> _WHAT IS REQUIRED_
Would you transcribe all of the data exactly, down to the last character?
#### EXTRACTED MATERIAL ####
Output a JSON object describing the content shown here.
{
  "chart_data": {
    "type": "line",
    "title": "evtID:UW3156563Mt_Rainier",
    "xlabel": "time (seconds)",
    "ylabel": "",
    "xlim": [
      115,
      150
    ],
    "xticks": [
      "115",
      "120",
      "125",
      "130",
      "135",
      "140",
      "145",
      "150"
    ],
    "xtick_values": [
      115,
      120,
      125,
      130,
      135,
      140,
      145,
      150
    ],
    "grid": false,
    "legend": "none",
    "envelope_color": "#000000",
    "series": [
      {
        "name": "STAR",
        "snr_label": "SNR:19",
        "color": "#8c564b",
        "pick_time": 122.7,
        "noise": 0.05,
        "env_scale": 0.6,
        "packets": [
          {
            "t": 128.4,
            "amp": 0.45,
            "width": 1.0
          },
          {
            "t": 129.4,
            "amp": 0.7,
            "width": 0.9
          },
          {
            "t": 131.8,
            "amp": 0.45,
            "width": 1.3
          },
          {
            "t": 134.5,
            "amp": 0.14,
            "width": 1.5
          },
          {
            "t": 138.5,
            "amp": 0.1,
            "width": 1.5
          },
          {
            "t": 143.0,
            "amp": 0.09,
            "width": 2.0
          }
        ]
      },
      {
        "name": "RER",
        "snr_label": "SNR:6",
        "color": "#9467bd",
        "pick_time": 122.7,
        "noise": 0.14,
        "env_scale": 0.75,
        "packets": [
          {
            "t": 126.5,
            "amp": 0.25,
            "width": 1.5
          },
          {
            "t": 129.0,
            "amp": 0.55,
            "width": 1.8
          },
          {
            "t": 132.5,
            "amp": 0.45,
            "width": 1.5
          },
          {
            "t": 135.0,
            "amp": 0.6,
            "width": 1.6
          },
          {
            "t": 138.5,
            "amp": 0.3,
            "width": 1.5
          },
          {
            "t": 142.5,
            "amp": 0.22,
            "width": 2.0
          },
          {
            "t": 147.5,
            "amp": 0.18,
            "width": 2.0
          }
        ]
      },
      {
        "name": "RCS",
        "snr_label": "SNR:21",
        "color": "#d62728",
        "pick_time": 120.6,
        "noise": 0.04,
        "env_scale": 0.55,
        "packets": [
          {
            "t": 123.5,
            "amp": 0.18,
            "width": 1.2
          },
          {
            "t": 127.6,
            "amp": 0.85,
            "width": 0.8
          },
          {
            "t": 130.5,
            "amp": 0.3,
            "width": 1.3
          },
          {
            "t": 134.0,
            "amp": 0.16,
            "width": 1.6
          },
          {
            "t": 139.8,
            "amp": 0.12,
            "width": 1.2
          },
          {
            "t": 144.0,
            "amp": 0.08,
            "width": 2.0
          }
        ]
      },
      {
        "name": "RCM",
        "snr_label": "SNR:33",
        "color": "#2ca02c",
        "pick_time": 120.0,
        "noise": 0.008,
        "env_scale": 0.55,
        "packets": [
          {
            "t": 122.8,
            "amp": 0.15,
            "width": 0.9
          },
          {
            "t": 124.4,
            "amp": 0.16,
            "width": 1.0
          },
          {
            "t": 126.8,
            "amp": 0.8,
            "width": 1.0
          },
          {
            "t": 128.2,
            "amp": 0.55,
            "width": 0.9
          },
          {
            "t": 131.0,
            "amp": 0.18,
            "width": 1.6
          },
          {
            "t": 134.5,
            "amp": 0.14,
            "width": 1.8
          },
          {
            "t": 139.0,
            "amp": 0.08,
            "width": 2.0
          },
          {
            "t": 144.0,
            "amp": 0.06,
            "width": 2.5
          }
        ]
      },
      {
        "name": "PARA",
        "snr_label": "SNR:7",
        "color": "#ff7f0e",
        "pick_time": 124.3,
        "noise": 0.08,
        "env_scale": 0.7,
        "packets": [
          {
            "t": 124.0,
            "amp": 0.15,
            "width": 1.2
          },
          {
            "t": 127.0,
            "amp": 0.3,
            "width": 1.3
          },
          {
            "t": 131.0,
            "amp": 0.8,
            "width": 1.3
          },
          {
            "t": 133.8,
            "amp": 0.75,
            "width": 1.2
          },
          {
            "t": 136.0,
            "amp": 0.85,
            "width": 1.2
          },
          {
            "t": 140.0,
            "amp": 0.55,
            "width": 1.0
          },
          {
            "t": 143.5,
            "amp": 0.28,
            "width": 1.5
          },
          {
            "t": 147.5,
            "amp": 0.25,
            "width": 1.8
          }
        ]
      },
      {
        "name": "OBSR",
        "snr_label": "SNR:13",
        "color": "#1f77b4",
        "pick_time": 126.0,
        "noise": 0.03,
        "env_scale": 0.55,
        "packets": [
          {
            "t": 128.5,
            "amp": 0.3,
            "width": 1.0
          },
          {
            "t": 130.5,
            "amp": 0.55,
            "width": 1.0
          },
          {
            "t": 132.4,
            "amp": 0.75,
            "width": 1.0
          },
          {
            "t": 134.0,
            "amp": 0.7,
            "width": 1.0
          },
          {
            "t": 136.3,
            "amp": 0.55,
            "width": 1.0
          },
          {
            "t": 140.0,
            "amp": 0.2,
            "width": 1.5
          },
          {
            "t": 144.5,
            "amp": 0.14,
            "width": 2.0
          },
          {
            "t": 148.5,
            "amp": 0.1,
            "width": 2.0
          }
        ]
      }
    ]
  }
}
####
> _THE RESPONSE_
Output a JSON object describing the content shown here.
{
  "chart_data": {
    "type": "line",
    "title": "evtID:UW3156563Mt_Rainier",
    "xlabel": "time (seconds)",
    "ylabel": "",
    "xlim": [
      115,
      150
    ],
    "xticks": [
      "115",
      "120",
      "125",
      "130",
      "135",
      "140",
      "145",
      "150"
    ],
    "xtick_values": [
      115,
      120,
      125,
      130,
      135,
      140,
      145,
      150
    ],
    "grid": false,
    "legend": "none",
    "envelope_color": "#000000",
    "series": [
      {
        "name": "STAR",
        "snr_label": "SNR:19",
        "color": "#8c564b",
        "pick_time": 122.7,
        "noise": 0.05,
        "env_scale": 0.6,
        "packets": [
          {
            "t": 128.4,
            "amp": 0.45,
            "width": 1.0
          },
          {
            "t": 129.4,
            "amp": 0.7,
            "width": 0.9
          },
          {
            "t": 131.8,
            "amp": 0.45,
            "width": 1.3
          },
          {
            "t": 134.5,
            "amp": 0.14,
            "width": 1.5
          },
          {
            "t": 138.5,
            "amp": 0.1,
            "width": 1.5
          },
          {
            "t": 143.0,
            "amp": 0.09,
            "width": 2.0
          }
        ]
      },
      {
        "name": "RER",
        "snr_label": "SNR:6",
        "color": "#9467bd",
        "pick_time": 122.7,
        "noise": 0.14,
        "env_scale": 0.75,
        "packets": [
          {
            "t": 126.5,
            "amp": 0.25,
            "width": 1.5
          },
          {
            "t": 129.0,
            "amp": 0.55,
            "width": 1.8
          },
          {
            "t": 132.5,
            "amp": 0.45,
            "width": 1.5
          },
          {
            "t": 135.0,
            "amp": 0.6,
            "width": 1.6
          },
          {
            "t": 138.5,
            "amp": 0.3,
            "width": 1.5
          },
          {
            "t": 142.5,
            "amp": 0.22,
            "width": 2.0
          },
          {
            "t": 147.5,
            "amp": 0.18,
            "width": 2.0
          }
        ]
      },
      {
        "name": "RCS",
        "snr_label": "SNR:21",
        "color": "#d62728",
        "pick_time": 120.6,
        "noise": 0.04,
        "env_scale": 0.55,
        "packets": [
          {
            "t": 123.5,
            "amp": 0.18,
            "width": 1.2
          },
          {
            "t": 127.6,
            "amp": 0.85,
            "width": 0.8
          },
          {
            "t": 130.5,
            "amp": 0.3,
            "width": 1.3
          },
          {
            "t": 134.0,
            "amp": 0.16,
            "width": 1.6
          },
          {
            "t": 139.8,
            "amp": 0.12,
            "width": 1.2
          },
          {
            "t": 144.0,
            "amp": 0.08,
            "width": 2.0
          }
        ]
      },
      {
        "name": "RCM",
        "snr_label": "SNR:33",
        "color": "#2ca02c",
        "pick_time": 120.0,
        "noise": 0.008,
        "env_scale": 0.55,
        "packets": [
          {
            "t": 122.8,
            "amp": 0.15,
            "width": 0.9
          },
          {
            "t": 124.4,
            "amp": 0.16,
            "width": 1.0
          },
          {
            "t": 126.8,
            "amp": 0.8,
            "width": 1.0
          },
          {
            "t": 128.2,
            "amp": 0.55,
            "width": 0.9
          },
          {
            "t": 131.0,
            "amp": 0.18,
            "width": 1.6
          },
          {
            "t": 134.5,
            "amp": 0.14,
            "width": 1.8
          },
          {
            "t": 139.0,
            "amp": 0.08,
            "width": 2.0
          },
          {
            "t": 144.0,
            "amp": 0.06,
            "width": 2.5
          }
        ]
      },
      {
        "name": "PARA",
        "snr_label": "SNR:7",
        "color": "#ff7f0e",
        "pick_time": 124.3,
        "noise": 0.08,
        "env_scale": 0.7,
        "packets": [
          {
            "t": 124.0,
            "amp": 0.15,
            "width": 1.2
          },
          {
            "t": 127.0,
            "amp": 0.3,
            "width": 1.3
          },
          {
            "t": 131.0,
            "amp": 0.8,
            "width": 1.3
          },
          {
            "t": 133.8,
            "amp": 0.75,
            "width": 1.2
          },
          {
            "t": 136.0,
            "amp": 0.85,
            "width": 1.2
          },
          {
            "t": 140.0,
            "amp": 0.55,
            "width": 1.0
          },
          {
            "t": 143.5,
            "amp": 0.28,
            "width": 1.5
          },
          {
            "t": 147.5,
            "amp": 0.25,
            "width": 1.8
          }
        ]
      },
      {
        "name": "OBSR",
        "snr_label": "SNR:13",
        "color": "#1f77b4",
        "pick_time": 126.0,
        "noise": 0.03,
        "env_scale": 0.55,
        "packets": [
          {
            "t": 128.5,
            "amp": 0.3,
            "width": 1.0
          },
          {
            "t": 130.5,
            "amp": 0.55,
            "width": 1.0
          },
          {
            "t": 132.4,
            "amp": 0.75,
            "width": 1.0
          },
          {
            "t": 134.0,
            "amp": 0.7,
            "width": 1.0
          },
          {
            "t": 136.3,
            "amp": 0.55,
            "width": 1.0
          },
          {
            "t": 140.0,
            "amp": 0.2,
            "width": 1.5
          },
          {
            "t": 144.5,
            "amp": 0.14,
            "width": 2.0
          },
          {
            "t": 148.5,
            "amp": 0.1,
            "width": 2.0
          }
        ]
      }
    ]
  }
}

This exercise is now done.